» **Task directions**: With the pictures left out, write out exactly the lines from the one containing "Transcribe the text in this document." through the end.

Data entries:
◆ ◆ ◆ ◆ ◆
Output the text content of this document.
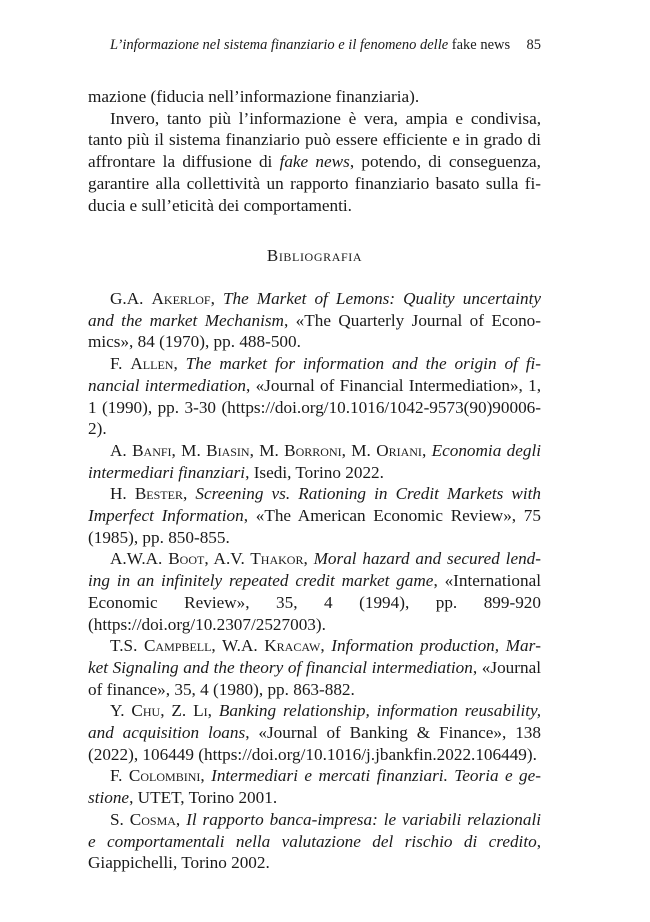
L’informazione nel sistema finanziario e il fenomeno delle fake news 85

mazione (fiducia nell’informazione finanziaria).

Invero, tanto più l’informazione è vera, ampia e condivisa, tanto più il sistema finanziario può essere efficiente e in grado di affrontare la diffusione di fake news, potendo, di conseguenza, garantire alla collettività un rapporto finanziario basato sulla fiducia e sull’eticità dei comportamenti.

Bibliografia

G.A. Akerlof, The Market of Lemons: Quality uncertainty and the market Mechanism, «The Quarterly Journal of Economics», 84 (1970), pp. 488-500.

F. Allen, The market for information and the origin of financial intermediation, «Journal of Financial Intermediation», 1, 1 (1990), pp. 3-30 (https://doi.org/10.1016/1042-9573(90)90006-2).

A. Banfi, M. Biasin, M. Borroni, M. Oriani, Economia degli intermediari finanziari, Isedi, Torino 2022.

H. Bester, Screening vs. Rationing in Credit Markets with Imperfect Information, «The American Economic Review», 75 (1985), pp. 850-855.

A.W.A. Boot, A.V. Thakor, Moral hazard and secured lending in an infinitely repeated credit market game, «International Economic Review», 35, 4 (1994), pp. 899-920 (https://doi.org/10.2307/2527003).

T.S. Campbell, W.A. Kracaw, Information production, Market Signaling and the theory of financial intermediation, «Journal of finance», 35, 4 (1980), pp. 863-882.

Y. Chu, Z. Li, Banking relationship, information reusability, and acquisition loans, «Journal of Banking & Finance», 138 (2022), 106449 (https://doi.org/10.1016/j.jbankfin.2022.106449).

F. Colombini, Intermediari e mercati finanziari. Teoria e gestione, UTET, Torino 2001.

S. Cosma, Il rapporto banca-impresa: le variabili relazionali e comportamentali nella valutazione del rischio di credito, Giappichelli, Torino 2002.
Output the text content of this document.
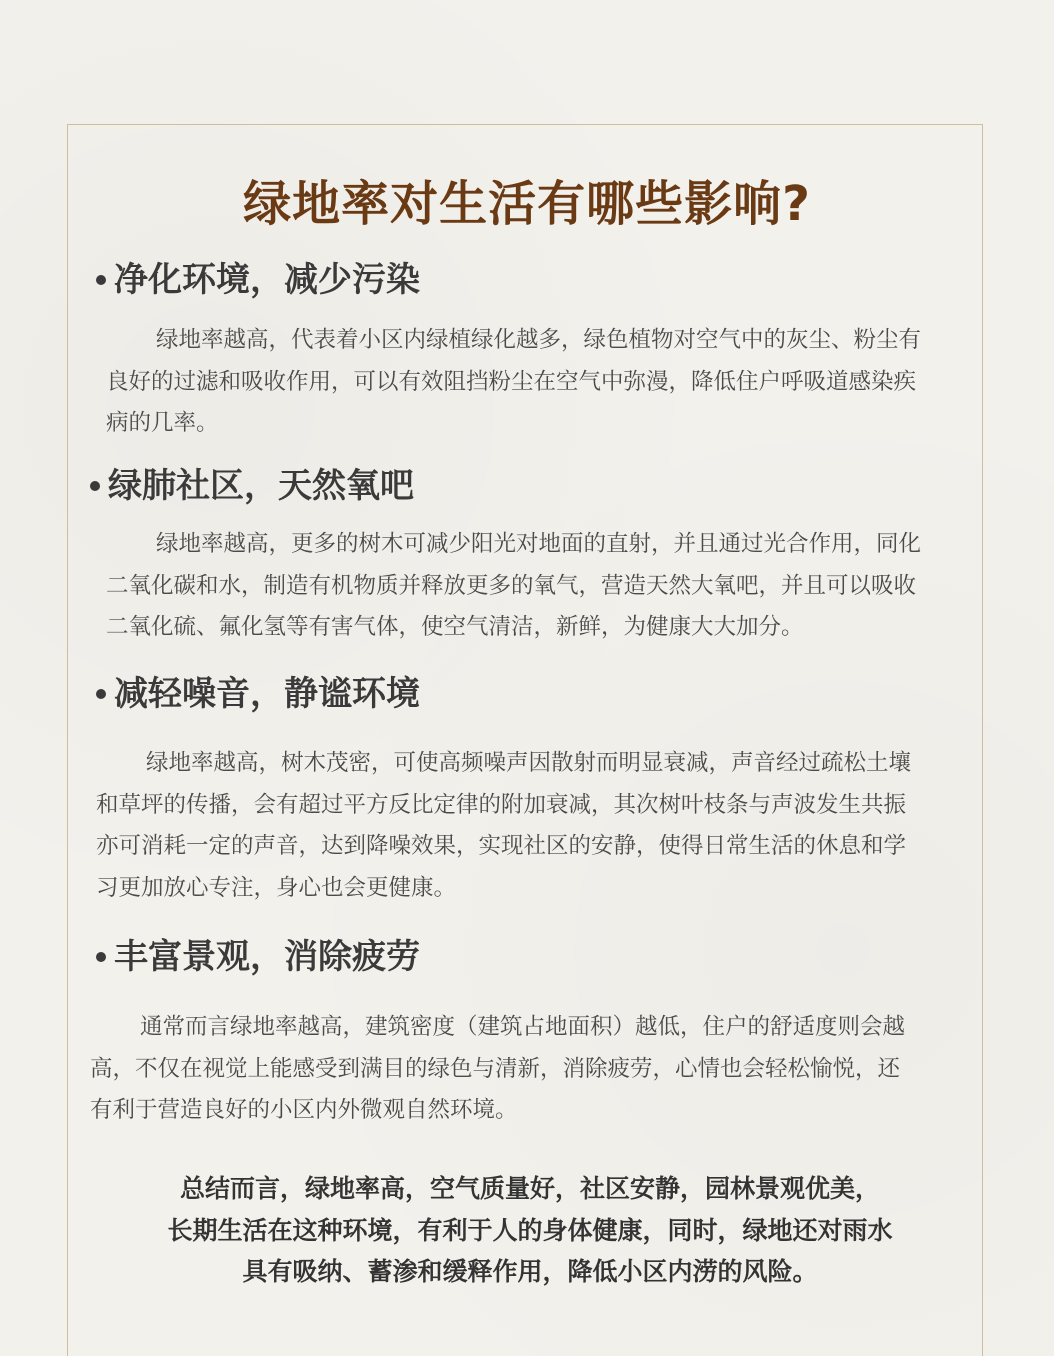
绿地率对生活有哪些影响?
净化环境，减少污染
绿地率越高，代表着小区内绿植绿化越多，绿色植物对空气中的灰尘、粉尘有
良好的过滤和吸收作用，可以有效阻挡粉尘在空气中弥漫，降低住户呼吸道感染疾
病的几率。
绿肺社区，天然氧吧
绿地率越高，更多的树木可减少阳光对地面的直射，并且通过光合作用，同化
二氧化碳和水，制造有机物质并释放更多的氧气，营造天然大氧吧，并且可以吸收
二氧化硫、氟化氢等有害气体，使空气清洁，新鲜，为健康大大加分。
减轻噪音，静谧环境
绿地率越高，树木茂密，可使高频噪声因散射而明显衰减，声音经过疏松土壤
和草坪的传播，会有超过平方反比定律的附加衰减，其次树叶枝条与声波发生共振
亦可消耗一定的声音，达到降噪效果，实现社区的安静，使得日常生活的休息和学
习更加放心专注，身心也会更健康。
丰富景观，消除疲劳
通常而言绿地率越高，建筑密度（建筑占地面积）越低，住户的舒适度则会越
高，不仅在视觉上能感受到满目的绿色与清新，消除疲劳，心情也会轻松愉悦，还
有利于营造良好的小区内外微观自然环境。
总结而言，绿地率高，空气质量好，社区安静，园林景观优美，
长期生活在这种环境，有利于人的身体健康，同时，绿地还对雨水
具有吸纳、蓄渗和缓释作用，降低小区内涝的风险。
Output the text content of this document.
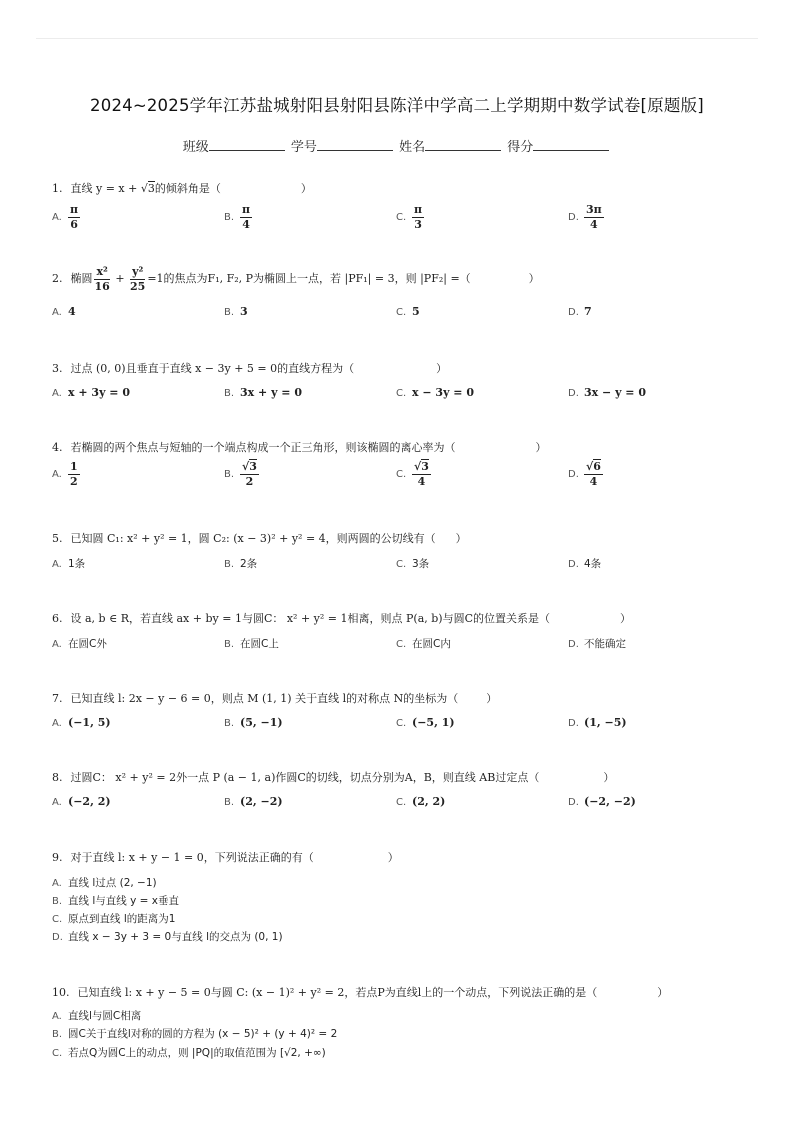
2024~2025学年江苏盐城射阳县射阳县陈洋中学高二上学期期中数学试卷[原题版]
班级	学号	姓名	得分
1. 直线 y = x + √3的倾斜角是（	）
A. $\frac{\pi}{6}$	B. $\frac{\pi}{4}$	C. $\frac{\pi}{3}$	D. $\frac{3\pi}{4}$
2. 椭圆 $\frac{\text{x²}}{16} + \frac{\text{y²}}{25} =1$的焦点为F₁, F₂, P为椭圆上一点，若 |PF₁| = 3，则 |PF₂| =（	）
A. 4	B. 3	C. 5	D. 7
3. 过点 (0, 0)且垂直于直线 x − 3y + 5 = 0的直线方程为（	）
A. x + 3y = 0	B. 3x + y = 0	C. x − 3y = 0	D. 3x − y = 0
4. 若椭圆的两个焦点与短轴的一个端点构成一个正三角形，则该椭圆的离心率为（	）
A. $\frac{1}{2}$	B. $\frac{√3}{2}$	C. $\frac{√3}{4}$	D. $\frac{√6}{4}$
5. 已知圆 C₁: x² + y² = 1，圆 C₂: (x − 3)² + y² = 4，则两圆的公切线有（ ）
A. 1条	B. 2条	C. 3条	D. 4条
6. 设 a, b ∈ R，若直线 ax + by = 1与圆C： x² + y² = 1相离，则点 P(a, b)与圆C的位置关系是（	）
A. 在圆C外	B. 在圆C上	C. 在圆C内	D. 不能确定
7. 已知直线 l: 2x − y − 6 = 0，则点 M (1, 1) 关于直线 l的对称点 N的坐标为（	）
A. (−1, 5)	B. (5, −1)	C. (−5, 1)	D. (1, −5)
8. 过圆C： x² + y² = 2外一点 P (a − 1, a)作圆C的切线，切点分别为A，B，则直线 AB过定点（	）
A. (−2, 2)	B. (2, −2)	C. (2, 2)	D. (−2, −2)
9. 对于直线 l: x + y − 1 = 0，下列说法正确的有（	）
A. 直线 l过点 (2, −1)
B. 直线 l与直线 y = x垂直
C. 原点到直线 l的距离为1
D. 直线 x − 3y + 3 = 0与直线 l的交点为 (0, 1)
10. 已知直线 l: x + y − 5 = 0与圆 C: (x − 1)² + y² = 2，若点P为直线l上的一个动点，下列说法正确的是（	）
A. 直线l与圆C相离
B. 圆C关于直线l对称的圆的方程为 (x − 5)² + (y + 4)² = 2
C. 若点Q为圆C上的动点，则 |PQ|的取值范围为 [√2, +∞)
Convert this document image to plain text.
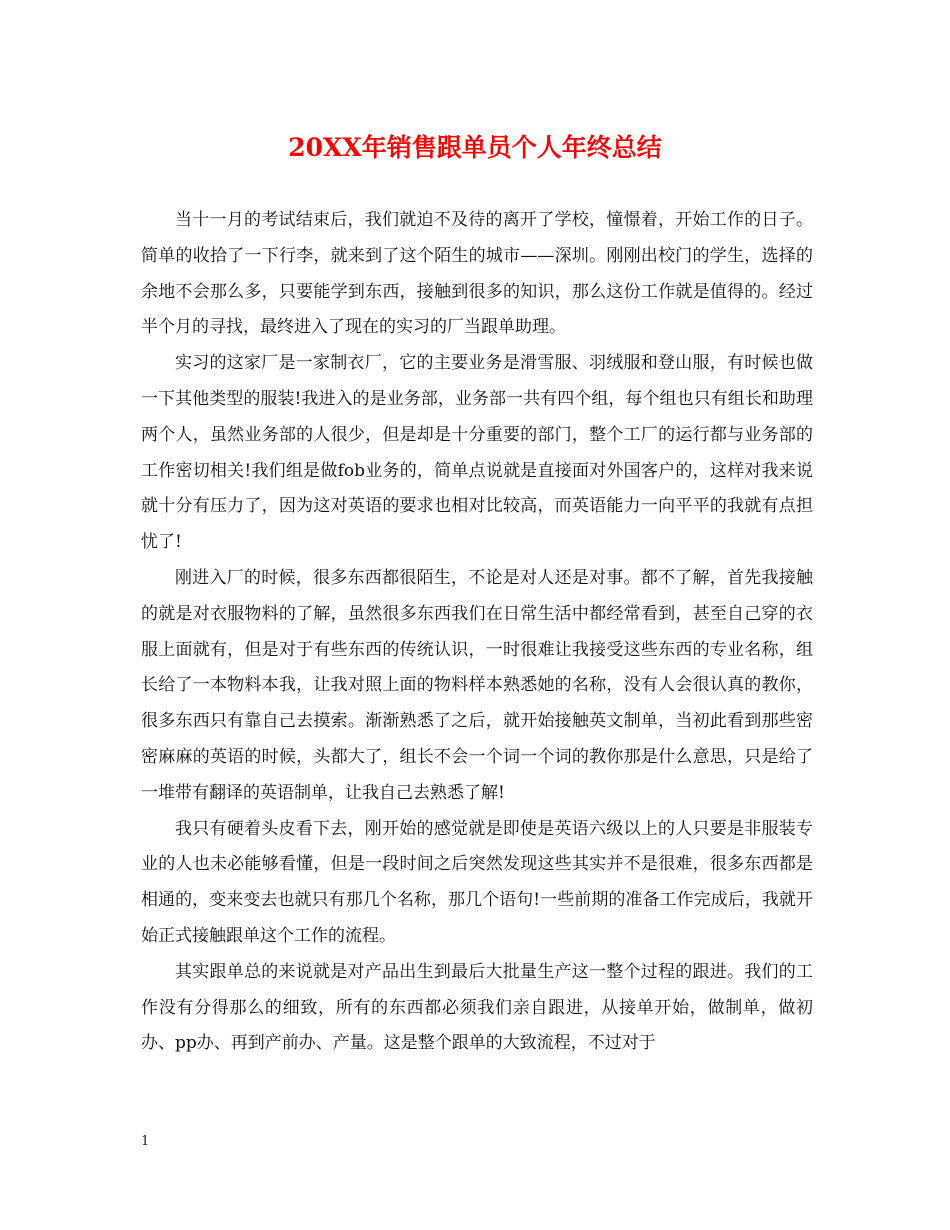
20XX年销售跟单员个人年终总结

当十一月的考试结束后，我们就迫不及待的离开了学校，憧憬着，开始工作的日子。简单的收拾了一下行李，就来到了这个陌生的城市——深圳。刚刚出校门的学生，选择的余地不会那么多，只要能学到东西，接触到很多的知识，那么这份工作就是值得的。经过半个月的寻找，最终进入了现在的实习的厂当跟单助理。

实习的这家厂是一家制衣厂，它的主要业务是滑雪服、羽绒服和登山服，有时候也做一下其他类型的服装!我进入的是业务部，业务部一共有四个组，每个组也只有组长和助理两个人，虽然业务部的人很少，但是却是十分重要的部门，整个工厂的运行都与业务部的工作密切相关!我们组是做fob业务的，简单点说就是直接面对外国客户的，这样对我来说就十分有压力了，因为这对英语的要求也相对比较高，而英语能力一向平平的我就有点担忧了!

刚进入厂的时候，很多东西都很陌生，不论是对人还是对事。都不了解，首先我接触的就是对衣服物料的了解，虽然很多东西我们在日常生活中都经常看到，甚至自己穿的衣服上面就有，但是对于有些东西的传统认识，一时很难让我接受这些东西的专业名称，组长给了一本物料本我，让我对照上面的物料样本熟悉她的名称，没有人会很认真的教你，很多东西只有靠自己去摸索。渐渐熟悉了之后，就开始接触英文制单，当初此看到那些密密麻麻的英语的时候，头都大了，组长不会一个词一个词的教你那是什么意思，只是给了一堆带有翻译的英语制单，让我自己去熟悉了解!

我只有硬着头皮看下去，刚开始的感觉就是即使是英语六级以上的人只要是非服装专业的人也未必能够看懂，但是一段时间之后突然发现这些其实并不是很难，很多东西都是相通的，变来变去也就只有那几个名称，那几个语句!一些前期的准备工作完成后，我就开始正式接触跟单这个工作的流程。

其实跟单总的来说就是对产品出生到最后大批量生产这一整个过程的跟进。我们的工作没有分得那么的细致，所有的东西都必须我们亲自跟进，从接单开始，做制单，做初办、pp办、再到产前办、产量。这是整个跟单的大致流程，不过对于

1
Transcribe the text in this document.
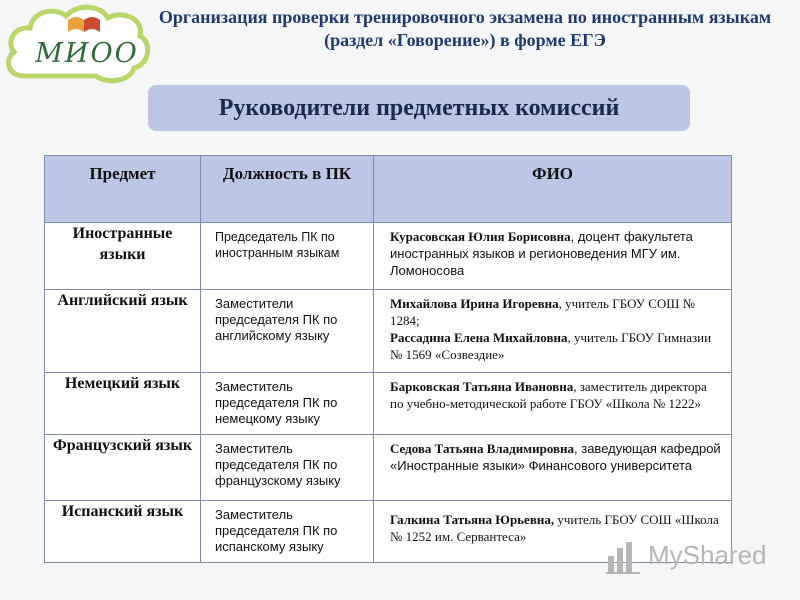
МИОО
Организация проверки тренировочного экзамена по иностранным языкам (раздел «Говорение») в форме ЕГЭ
Руководители предметных комиссий
Предмет	Должность в ПК	ФИО

Иностранные языки	Председатель ПК по иностранным языкам	Курасовская Юлия Борисовна, доцент факультета иностранных языков и регионоведения МГУ им. Ломоносова

Английский язык	Заместители председателя ПК по английскому языку	Михайлова Ирина Игоревна, учитель ГБОУ СОШ № 1284;
Рассадина Елена Михайловна, учитель ГБОУ Гимназии № 1569 «Созвездие»

Немецкий язык	Заместитель председателя ПК по немецкому языку	Барковская Татьяна Ивановна, заместитель директора по учебно-методической работе ГБОУ «Школа № 1222»

Французский язык	Заместитель председателя ПК по французскому языку	Седова Татьяна Владимировна, заведующая кафедрой «Иностранные языки» Финансового университета

Испанский язык	Заместитель председателя ПК по испанскому языку	Галкина Татьяна Юрьевна, учитель ГБОУ СОШ «Школа № 1252 им. Сервантеса»
MyShared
◆ ◆ ◆ ◆ ◆
» **Response to the task**:
Transcribe the text in this document.
МИОО
Организация проверки тренировочного экзамена по иностранным языкам (раздел «Говорение») в форме ЕГЭ
Руководители предметных комиссий
Предмет	Должность в ПК	ФИО

Иностранные языки	Председатель ПК по иностранным языкам	Курасовская Юлия Борисовна, доцент факультета иностранных языков и регионоведения МГУ им. Ломоносова

Английский язык	Заместители председателя ПК по английскому языку	Михайлова Ирина Игоревна, учитель ГБОУ СОШ № 1284;
Рассадина Елена Михайловна, учитель ГБОУ Гимназии № 1569 «Созвездие»

Немецкий язык	Заместитель председателя ПК по немецкому языку	Барковская Татьяна Ивановна, заместитель директора по учебно-методической работе ГБОУ «Школа № 1222»

Французский язык	Заместитель председателя ПК по французскому языку	Седова Татьяна Владимировна, заведующая кафедрой «Иностранные языки» Финансового университета

Испанский язык	Заместитель председателя ПК по испанскому языку	Галкина Татьяна Юрьевна, учитель ГБОУ СОШ «Школа № 1252 им. Сервантеса»
MyShared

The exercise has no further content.